DATA PROVIDED ->
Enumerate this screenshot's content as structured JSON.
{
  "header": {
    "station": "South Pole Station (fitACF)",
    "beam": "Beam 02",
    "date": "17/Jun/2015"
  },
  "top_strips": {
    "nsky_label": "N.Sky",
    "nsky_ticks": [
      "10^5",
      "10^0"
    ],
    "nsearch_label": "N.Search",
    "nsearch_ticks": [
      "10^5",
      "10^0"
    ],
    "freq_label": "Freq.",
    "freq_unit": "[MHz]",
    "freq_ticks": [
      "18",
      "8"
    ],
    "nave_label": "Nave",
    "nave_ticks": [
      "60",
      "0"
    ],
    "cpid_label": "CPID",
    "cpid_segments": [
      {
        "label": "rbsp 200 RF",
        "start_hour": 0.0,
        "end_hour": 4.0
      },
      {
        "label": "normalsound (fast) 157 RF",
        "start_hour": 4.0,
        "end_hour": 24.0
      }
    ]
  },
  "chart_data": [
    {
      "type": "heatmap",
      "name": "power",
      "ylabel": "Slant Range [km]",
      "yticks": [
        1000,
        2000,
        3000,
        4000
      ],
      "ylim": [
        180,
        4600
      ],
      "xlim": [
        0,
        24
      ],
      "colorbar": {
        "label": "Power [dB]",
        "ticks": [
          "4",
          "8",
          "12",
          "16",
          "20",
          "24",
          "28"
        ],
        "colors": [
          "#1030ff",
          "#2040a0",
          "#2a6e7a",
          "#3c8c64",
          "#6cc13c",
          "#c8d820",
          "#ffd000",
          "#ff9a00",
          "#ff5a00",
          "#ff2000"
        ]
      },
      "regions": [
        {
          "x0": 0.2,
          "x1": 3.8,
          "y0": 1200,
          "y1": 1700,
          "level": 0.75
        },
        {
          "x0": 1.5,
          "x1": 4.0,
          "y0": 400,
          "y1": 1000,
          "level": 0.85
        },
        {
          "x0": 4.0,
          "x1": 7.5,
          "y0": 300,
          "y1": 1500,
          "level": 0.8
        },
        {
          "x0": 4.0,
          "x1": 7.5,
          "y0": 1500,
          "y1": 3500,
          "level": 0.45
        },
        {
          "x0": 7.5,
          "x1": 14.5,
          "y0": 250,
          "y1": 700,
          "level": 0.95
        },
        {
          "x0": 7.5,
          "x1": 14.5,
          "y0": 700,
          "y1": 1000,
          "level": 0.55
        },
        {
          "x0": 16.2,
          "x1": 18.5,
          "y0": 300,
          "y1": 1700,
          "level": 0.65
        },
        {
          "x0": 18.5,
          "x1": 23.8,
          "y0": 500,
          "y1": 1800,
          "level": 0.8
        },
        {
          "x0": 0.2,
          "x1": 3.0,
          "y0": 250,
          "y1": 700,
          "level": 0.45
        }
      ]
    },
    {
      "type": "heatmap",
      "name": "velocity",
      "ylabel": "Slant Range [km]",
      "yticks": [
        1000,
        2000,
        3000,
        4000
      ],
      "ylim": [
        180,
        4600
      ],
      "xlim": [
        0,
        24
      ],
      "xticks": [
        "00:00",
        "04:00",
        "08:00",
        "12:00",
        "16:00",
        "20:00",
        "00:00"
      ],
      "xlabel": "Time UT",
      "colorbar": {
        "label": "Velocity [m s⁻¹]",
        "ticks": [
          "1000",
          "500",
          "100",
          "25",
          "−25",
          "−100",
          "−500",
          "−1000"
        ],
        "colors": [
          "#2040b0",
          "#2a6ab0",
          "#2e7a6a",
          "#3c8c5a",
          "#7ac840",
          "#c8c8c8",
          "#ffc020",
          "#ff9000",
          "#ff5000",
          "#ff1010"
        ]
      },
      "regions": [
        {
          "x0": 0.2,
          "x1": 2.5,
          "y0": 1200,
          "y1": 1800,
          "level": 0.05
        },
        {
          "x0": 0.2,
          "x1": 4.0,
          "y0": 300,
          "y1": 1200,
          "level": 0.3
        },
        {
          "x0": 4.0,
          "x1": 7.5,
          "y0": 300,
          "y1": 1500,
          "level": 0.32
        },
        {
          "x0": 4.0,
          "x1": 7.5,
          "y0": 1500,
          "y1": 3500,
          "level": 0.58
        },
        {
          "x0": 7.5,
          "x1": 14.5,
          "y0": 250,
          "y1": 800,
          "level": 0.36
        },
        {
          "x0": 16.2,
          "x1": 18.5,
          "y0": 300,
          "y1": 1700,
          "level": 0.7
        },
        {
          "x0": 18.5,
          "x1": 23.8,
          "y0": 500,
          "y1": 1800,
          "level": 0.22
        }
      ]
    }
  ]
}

==

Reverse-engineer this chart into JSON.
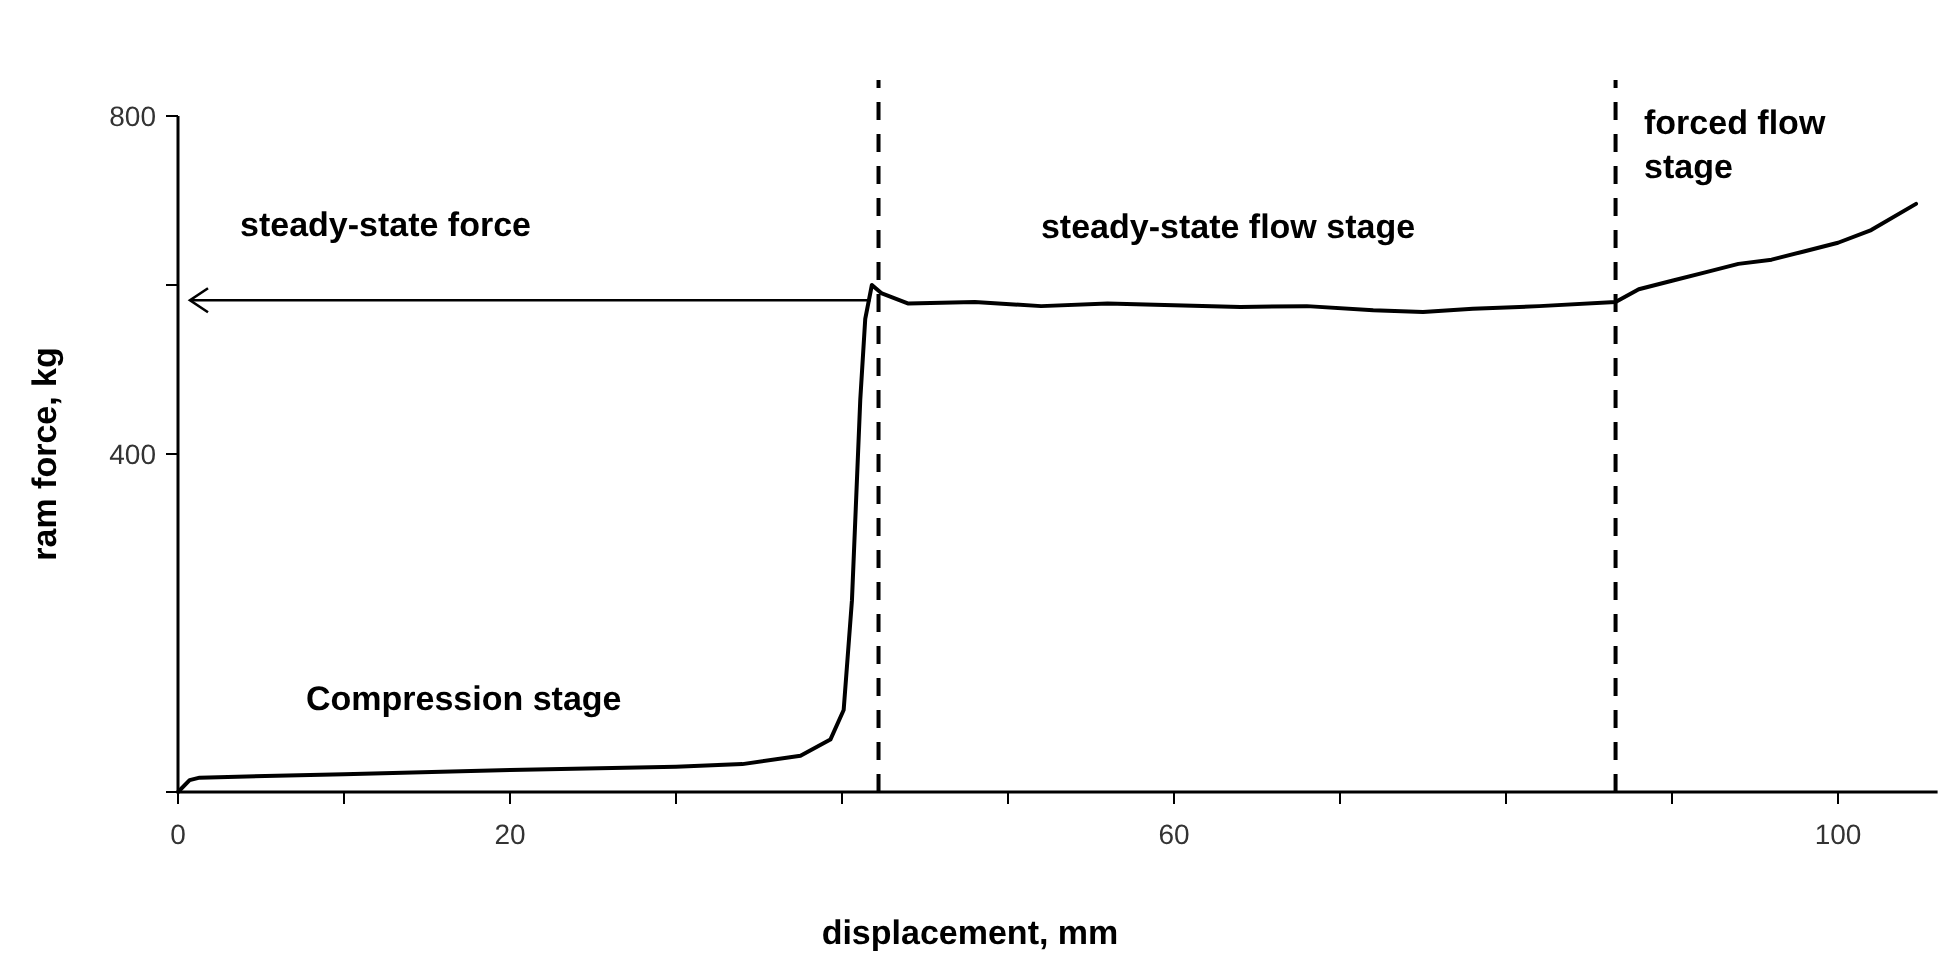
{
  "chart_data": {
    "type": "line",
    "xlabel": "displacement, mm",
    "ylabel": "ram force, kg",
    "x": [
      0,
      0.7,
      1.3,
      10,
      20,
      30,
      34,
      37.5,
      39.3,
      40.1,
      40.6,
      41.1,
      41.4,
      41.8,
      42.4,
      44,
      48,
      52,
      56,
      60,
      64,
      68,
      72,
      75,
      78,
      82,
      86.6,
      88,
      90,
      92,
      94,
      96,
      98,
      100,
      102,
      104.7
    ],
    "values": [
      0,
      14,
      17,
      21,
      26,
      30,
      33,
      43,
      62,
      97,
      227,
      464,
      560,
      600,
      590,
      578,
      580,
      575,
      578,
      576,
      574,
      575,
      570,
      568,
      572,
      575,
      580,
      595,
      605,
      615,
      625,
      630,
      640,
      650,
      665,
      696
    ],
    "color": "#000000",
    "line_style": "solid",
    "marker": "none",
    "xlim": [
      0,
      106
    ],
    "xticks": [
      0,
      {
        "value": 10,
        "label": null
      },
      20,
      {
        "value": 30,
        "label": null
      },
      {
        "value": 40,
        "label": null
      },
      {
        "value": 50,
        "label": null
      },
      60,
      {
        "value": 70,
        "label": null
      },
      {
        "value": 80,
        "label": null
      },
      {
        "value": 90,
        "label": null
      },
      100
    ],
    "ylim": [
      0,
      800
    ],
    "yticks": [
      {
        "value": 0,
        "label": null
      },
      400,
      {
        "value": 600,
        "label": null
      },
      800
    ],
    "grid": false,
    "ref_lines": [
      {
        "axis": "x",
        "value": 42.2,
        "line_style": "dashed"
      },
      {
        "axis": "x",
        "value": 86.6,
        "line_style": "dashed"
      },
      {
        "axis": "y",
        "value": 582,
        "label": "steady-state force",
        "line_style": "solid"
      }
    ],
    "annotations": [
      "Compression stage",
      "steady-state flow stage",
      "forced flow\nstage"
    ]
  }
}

---

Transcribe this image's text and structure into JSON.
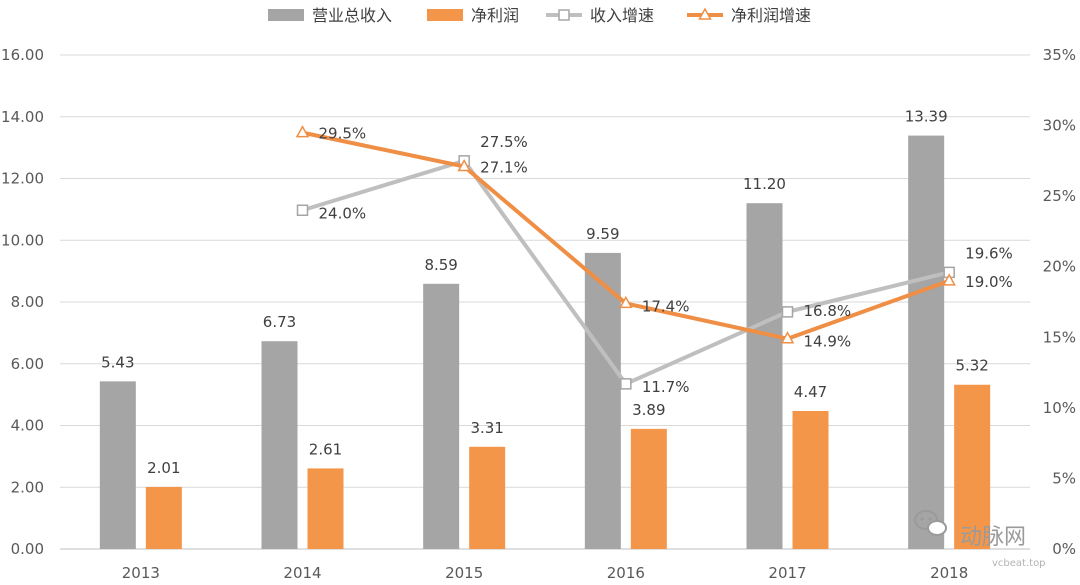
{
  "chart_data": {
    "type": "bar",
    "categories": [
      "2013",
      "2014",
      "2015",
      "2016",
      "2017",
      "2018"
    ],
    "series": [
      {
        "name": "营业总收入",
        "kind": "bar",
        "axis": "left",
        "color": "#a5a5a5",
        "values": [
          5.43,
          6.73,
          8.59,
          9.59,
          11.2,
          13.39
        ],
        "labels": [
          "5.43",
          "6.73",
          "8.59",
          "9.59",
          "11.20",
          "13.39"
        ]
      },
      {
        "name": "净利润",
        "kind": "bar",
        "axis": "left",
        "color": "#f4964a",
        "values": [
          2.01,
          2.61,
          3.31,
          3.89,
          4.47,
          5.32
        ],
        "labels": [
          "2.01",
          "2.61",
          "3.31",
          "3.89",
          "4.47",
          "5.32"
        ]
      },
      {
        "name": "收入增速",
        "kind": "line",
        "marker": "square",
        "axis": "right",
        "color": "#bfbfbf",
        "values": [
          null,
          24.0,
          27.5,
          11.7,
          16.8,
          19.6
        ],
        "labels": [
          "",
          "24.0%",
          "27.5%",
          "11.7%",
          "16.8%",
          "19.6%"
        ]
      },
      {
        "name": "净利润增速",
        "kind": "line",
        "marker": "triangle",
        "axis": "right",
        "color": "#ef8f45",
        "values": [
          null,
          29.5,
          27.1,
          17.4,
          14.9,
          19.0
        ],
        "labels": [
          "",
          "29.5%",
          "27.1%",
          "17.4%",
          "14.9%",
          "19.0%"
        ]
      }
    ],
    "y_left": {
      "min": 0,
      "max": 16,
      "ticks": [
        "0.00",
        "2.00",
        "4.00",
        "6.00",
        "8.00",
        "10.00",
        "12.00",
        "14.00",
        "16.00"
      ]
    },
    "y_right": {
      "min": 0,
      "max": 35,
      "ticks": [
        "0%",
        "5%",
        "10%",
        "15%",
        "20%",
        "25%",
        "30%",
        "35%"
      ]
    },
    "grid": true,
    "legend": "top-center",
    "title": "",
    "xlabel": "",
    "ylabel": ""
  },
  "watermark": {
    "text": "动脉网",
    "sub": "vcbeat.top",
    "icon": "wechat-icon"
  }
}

EXERCISE DESCRIPTION ->
Choose all lines containing the string "marker" and copy them out.

WRITTEN ANSWER ->
    "marker": "none",
        "marker": "square",
        "marker": "triangle",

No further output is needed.